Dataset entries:

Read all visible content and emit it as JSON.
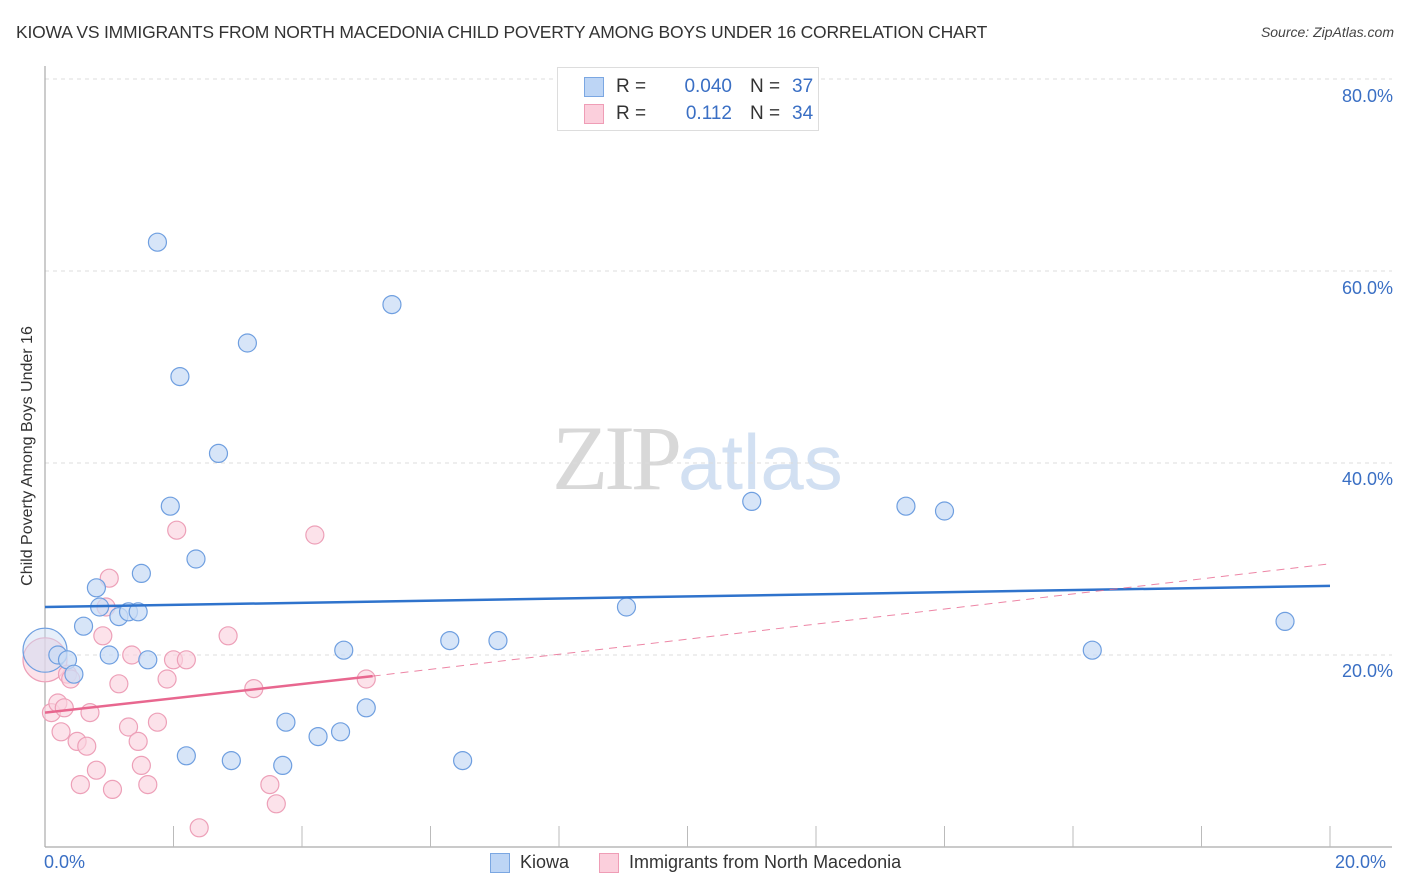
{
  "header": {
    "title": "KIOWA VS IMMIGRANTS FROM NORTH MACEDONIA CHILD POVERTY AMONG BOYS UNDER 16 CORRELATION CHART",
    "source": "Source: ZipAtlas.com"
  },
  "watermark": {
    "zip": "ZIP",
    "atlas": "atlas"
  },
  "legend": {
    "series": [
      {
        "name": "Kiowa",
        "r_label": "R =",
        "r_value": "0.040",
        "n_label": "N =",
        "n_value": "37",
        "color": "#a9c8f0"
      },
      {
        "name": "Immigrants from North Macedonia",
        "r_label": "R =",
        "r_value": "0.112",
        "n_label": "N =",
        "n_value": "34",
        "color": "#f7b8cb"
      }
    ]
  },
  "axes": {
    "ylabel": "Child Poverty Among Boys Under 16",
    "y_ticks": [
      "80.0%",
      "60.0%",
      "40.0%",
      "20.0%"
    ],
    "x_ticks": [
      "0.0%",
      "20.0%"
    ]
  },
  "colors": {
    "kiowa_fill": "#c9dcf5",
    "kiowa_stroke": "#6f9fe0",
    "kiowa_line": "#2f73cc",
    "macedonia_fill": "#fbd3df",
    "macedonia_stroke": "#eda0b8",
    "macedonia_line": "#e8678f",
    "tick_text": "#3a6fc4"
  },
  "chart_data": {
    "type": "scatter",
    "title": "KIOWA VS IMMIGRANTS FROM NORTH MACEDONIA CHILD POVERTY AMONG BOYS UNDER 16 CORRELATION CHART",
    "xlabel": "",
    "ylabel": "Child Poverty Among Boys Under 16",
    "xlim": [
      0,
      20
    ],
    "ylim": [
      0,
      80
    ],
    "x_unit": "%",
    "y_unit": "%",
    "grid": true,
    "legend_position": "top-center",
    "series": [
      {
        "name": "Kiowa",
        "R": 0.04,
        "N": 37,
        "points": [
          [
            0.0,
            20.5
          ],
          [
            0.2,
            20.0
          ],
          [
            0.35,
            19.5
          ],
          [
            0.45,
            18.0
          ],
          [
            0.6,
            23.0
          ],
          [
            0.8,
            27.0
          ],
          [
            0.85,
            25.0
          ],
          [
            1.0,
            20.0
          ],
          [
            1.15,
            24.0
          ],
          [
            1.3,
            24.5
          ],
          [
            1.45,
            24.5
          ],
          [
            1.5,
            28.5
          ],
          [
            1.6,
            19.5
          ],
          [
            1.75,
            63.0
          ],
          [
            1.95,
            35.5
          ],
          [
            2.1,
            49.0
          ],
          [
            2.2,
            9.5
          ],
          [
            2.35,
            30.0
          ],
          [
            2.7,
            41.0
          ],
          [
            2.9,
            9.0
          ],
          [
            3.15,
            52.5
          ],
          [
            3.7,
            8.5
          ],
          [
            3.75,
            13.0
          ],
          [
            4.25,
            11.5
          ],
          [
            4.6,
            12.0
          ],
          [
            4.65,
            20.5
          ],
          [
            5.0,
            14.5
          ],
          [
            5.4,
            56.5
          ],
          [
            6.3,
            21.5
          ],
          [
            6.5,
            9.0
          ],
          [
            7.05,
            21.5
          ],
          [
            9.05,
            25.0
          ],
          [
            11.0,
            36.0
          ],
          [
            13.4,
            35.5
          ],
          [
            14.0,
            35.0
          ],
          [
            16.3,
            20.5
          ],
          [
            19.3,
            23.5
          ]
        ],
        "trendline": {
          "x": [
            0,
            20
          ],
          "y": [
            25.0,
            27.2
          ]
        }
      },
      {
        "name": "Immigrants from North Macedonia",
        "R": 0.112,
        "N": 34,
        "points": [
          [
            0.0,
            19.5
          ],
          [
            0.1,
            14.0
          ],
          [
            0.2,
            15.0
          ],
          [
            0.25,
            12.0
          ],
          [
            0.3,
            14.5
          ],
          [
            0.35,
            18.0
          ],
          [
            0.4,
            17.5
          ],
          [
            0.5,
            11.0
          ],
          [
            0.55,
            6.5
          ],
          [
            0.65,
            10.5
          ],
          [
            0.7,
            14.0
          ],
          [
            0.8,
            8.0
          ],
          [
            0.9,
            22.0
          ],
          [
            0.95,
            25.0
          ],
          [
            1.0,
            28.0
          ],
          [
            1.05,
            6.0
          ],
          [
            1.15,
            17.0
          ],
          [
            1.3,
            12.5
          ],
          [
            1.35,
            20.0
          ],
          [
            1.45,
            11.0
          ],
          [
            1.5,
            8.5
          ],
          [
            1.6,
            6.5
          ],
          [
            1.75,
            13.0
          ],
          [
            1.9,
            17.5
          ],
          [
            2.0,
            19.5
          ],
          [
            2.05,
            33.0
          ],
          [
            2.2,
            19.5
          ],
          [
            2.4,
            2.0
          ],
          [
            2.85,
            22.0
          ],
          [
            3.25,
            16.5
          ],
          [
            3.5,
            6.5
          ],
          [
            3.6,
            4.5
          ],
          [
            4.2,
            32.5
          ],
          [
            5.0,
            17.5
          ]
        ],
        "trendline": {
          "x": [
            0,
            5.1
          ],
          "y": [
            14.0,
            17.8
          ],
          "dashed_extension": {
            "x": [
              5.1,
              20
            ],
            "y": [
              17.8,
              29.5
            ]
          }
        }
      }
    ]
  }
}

▶ _PROBLEM DETAILS_: Are you able to set down all the lines above exactly, without any pictures?

▶ _ANSWER IN FULL_:
Read all visible content and emit it as JSON.
{
  "header": {
    "title": "KIOWA VS IMMIGRANTS FROM NORTH MACEDONIA CHILD POVERTY AMONG BOYS UNDER 16 CORRELATION CHART",
    "source": "Source: ZipAtlas.com"
  },
  "watermark": {
    "zip": "ZIP",
    "atlas": "atlas"
  },
  "legend": {
    "series": [
      {
        "name": "Kiowa",
        "r_label": "R =",
        "r_value": "0.040",
        "n_label": "N =",
        "n_value": "37",
        "color": "#a9c8f0"
      },
      {
        "name": "Immigrants from North Macedonia",
        "r_label": "R =",
        "r_value": "0.112",
        "n_label": "N =",
        "n_value": "34",
        "color": "#f7b8cb"
      }
    ]
  },
  "axes": {
    "ylabel": "Child Poverty Among Boys Under 16",
    "y_ticks": [
      "80.0%",
      "60.0%",
      "40.0%",
      "20.0%"
    ],
    "x_ticks": [
      "0.0%",
      "20.0%"
    ]
  },
  "colors": {
    "kiowa_fill": "#c9dcf5",
    "kiowa_stroke": "#6f9fe0",
    "kiowa_line": "#2f73cc",
    "macedonia_fill": "#fbd3df",
    "macedonia_stroke": "#eda0b8",
    "macedonia_line": "#e8678f",
    "tick_text": "#3a6fc4"
  },
  "chart_data": {
    "type": "scatter",
    "title": "KIOWA VS IMMIGRANTS FROM NORTH MACEDONIA CHILD POVERTY AMONG BOYS UNDER 16 CORRELATION CHART",
    "xlabel": "",
    "ylabel": "Child Poverty Among Boys Under 16",
    "xlim": [
      0,
      20
    ],
    "ylim": [
      0,
      80
    ],
    "x_unit": "%",
    "y_unit": "%",
    "grid": true,
    "legend_position": "top-center",
    "series": [
      {
        "name": "Kiowa",
        "R": 0.04,
        "N": 37,
        "points": [
          [
            0.0,
            20.5
          ],
          [
            0.2,
            20.0
          ],
          [
            0.35,
            19.5
          ],
          [
            0.45,
            18.0
          ],
          [
            0.6,
            23.0
          ],
          [
            0.8,
            27.0
          ],
          [
            0.85,
            25.0
          ],
          [
            1.0,
            20.0
          ],
          [
            1.15,
            24.0
          ],
          [
            1.3,
            24.5
          ],
          [
            1.45,
            24.5
          ],
          [
            1.5,
            28.5
          ],
          [
            1.6,
            19.5
          ],
          [
            1.75,
            63.0
          ],
          [
            1.95,
            35.5
          ],
          [
            2.1,
            49.0
          ],
          [
            2.2,
            9.5
          ],
          [
            2.35,
            30.0
          ],
          [
            2.7,
            41.0
          ],
          [
            2.9,
            9.0
          ],
          [
            3.15,
            52.5
          ],
          [
            3.7,
            8.5
          ],
          [
            3.75,
            13.0
          ],
          [
            4.25,
            11.5
          ],
          [
            4.6,
            12.0
          ],
          [
            4.65,
            20.5
          ],
          [
            5.0,
            14.5
          ],
          [
            5.4,
            56.5
          ],
          [
            6.3,
            21.5
          ],
          [
            6.5,
            9.0
          ],
          [
            7.05,
            21.5
          ],
          [
            9.05,
            25.0
          ],
          [
            11.0,
            36.0
          ],
          [
            13.4,
            35.5
          ],
          [
            14.0,
            35.0
          ],
          [
            16.3,
            20.5
          ],
          [
            19.3,
            23.5
          ]
        ],
        "trendline": {
          "x": [
            0,
            20
          ],
          "y": [
            25.0,
            27.2
          ]
        }
      },
      {
        "name": "Immigrants from North Macedonia",
        "R": 0.112,
        "N": 34,
        "points": [
          [
            0.0,
            19.5
          ],
          [
            0.1,
            14.0
          ],
          [
            0.2,
            15.0
          ],
          [
            0.25,
            12.0
          ],
          [
            0.3,
            14.5
          ],
          [
            0.35,
            18.0
          ],
          [
            0.4,
            17.5
          ],
          [
            0.5,
            11.0
          ],
          [
            0.55,
            6.5
          ],
          [
            0.65,
            10.5
          ],
          [
            0.7,
            14.0
          ],
          [
            0.8,
            8.0
          ],
          [
            0.9,
            22.0
          ],
          [
            0.95,
            25.0
          ],
          [
            1.0,
            28.0
          ],
          [
            1.05,
            6.0
          ],
          [
            1.15,
            17.0
          ],
          [
            1.3,
            12.5
          ],
          [
            1.35,
            20.0
          ],
          [
            1.45,
            11.0
          ],
          [
            1.5,
            8.5
          ],
          [
            1.6,
            6.5
          ],
          [
            1.75,
            13.0
          ],
          [
            1.9,
            17.5
          ],
          [
            2.0,
            19.5
          ],
          [
            2.05,
            33.0
          ],
          [
            2.2,
            19.5
          ],
          [
            2.4,
            2.0
          ],
          [
            2.85,
            22.0
          ],
          [
            3.25,
            16.5
          ],
          [
            3.5,
            6.5
          ],
          [
            3.6,
            4.5
          ],
          [
            4.2,
            32.5
          ],
          [
            5.0,
            17.5
          ]
        ],
        "trendline": {
          "x": [
            0,
            5.1
          ],
          "y": [
            14.0,
            17.8
          ],
          "dashed_extension": {
            "x": [
              5.1,
              20
            ],
            "y": [
              17.8,
              29.5
            ]
          }
        }
      }
    ]
  }
}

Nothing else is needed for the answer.